WRITTEN REQUEST
Find how many lines hold the word "this". Give only the number.

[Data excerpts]

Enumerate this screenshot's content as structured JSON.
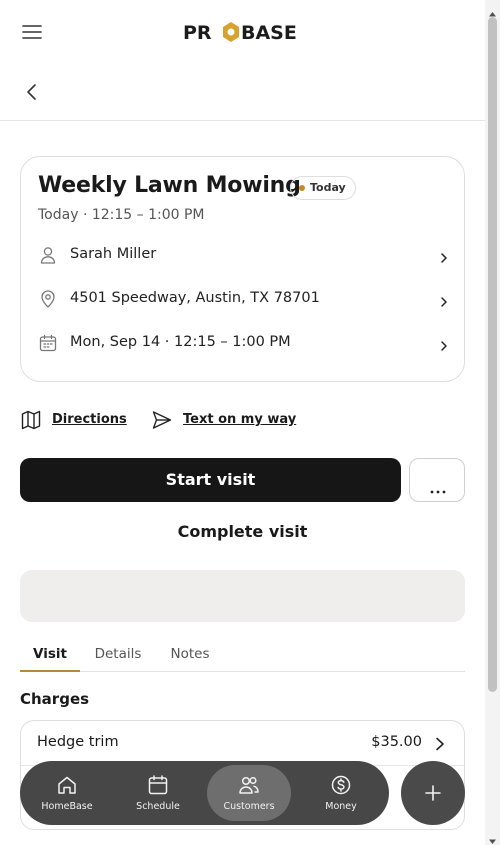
{
  "header": {
    "menu_icon": "hamburger-menu-icon",
    "logo_text": "PROBASE",
    "back_icon": "chevron-left-icon"
  },
  "job": {
    "title": "Weekly Lawn Mowing",
    "badge": "Today",
    "time": "Today · 12:15 – 1:00 PM",
    "rows": [
      {
        "icon": "person-icon",
        "text": "Sarah Miller"
      },
      {
        "icon": "location-pin-icon",
        "text": "4501 Speedway, Austin, TX 78701"
      },
      {
        "icon": "calendar-icon",
        "text": "Mon, Sep 14 · 12:15 – 1:00 PM"
      }
    ]
  },
  "links": {
    "directions": "Directions",
    "text_on_my_way": "Text on my way"
  },
  "actions": {
    "start_visit": "Start visit",
    "more": "more-options-icon",
    "complete_visit": "Complete visit"
  },
  "tabs": [
    {
      "label": "Visit",
      "active": true
    },
    {
      "label": "Details",
      "active": false
    },
    {
      "label": "Notes",
      "active": false
    }
  ],
  "charges": {
    "title": "Charges",
    "items": [
      {
        "name": "Hedge trim",
        "amount": "$35.00"
      },
      {
        "name": "",
        "amount": ""
      }
    ]
  },
  "nav": {
    "items": [
      {
        "label": "HomeBase",
        "icon": "home-icon",
        "active": false
      },
      {
        "label": "Schedule",
        "icon": "calendar-icon",
        "active": false
      },
      {
        "label": "Customers",
        "icon": "users-icon",
        "active": true
      },
      {
        "label": "Money",
        "icon": "dollar-circle-icon",
        "active": false
      }
    ],
    "fab_icon": "plus-icon"
  },
  "colors": {
    "primary_button": "#161616",
    "tab_underline": "#b58a3c",
    "badge_dot": "#c28a2a",
    "nav_background": "#474747",
    "nav_active": "#6e6e6e",
    "placeholder_block": "#efeeec"
  }
}
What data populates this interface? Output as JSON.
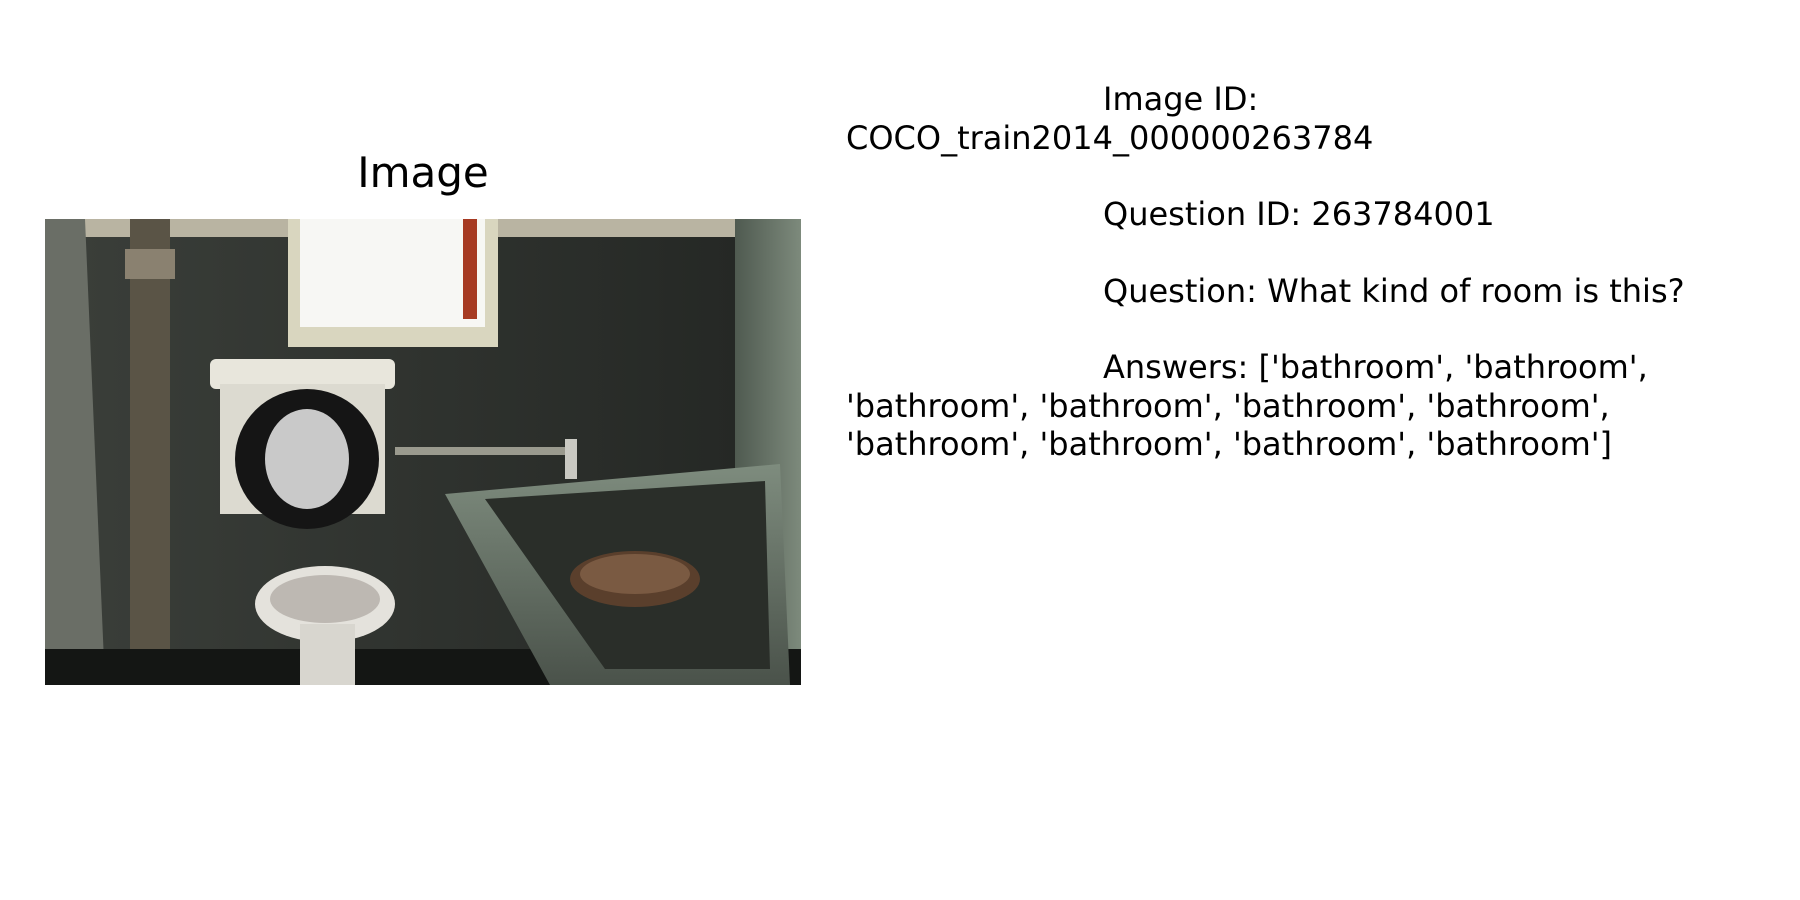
{
  "panel": {
    "title": "Image"
  },
  "info": {
    "image_id_label": "Image ID:",
    "image_id_value": "COCO_train2014_000000263784",
    "question_id": "Question ID: 263784001",
    "question": "Question: What kind of room is this?",
    "answers": "Answers: ['bathroom', 'bathroom', 'bathroom', 'bathroom', 'bathroom', 'bathroom', 'bathroom', 'bathroom', 'bathroom', 'bathroom']"
  }
}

EXPECTED ANSWER
3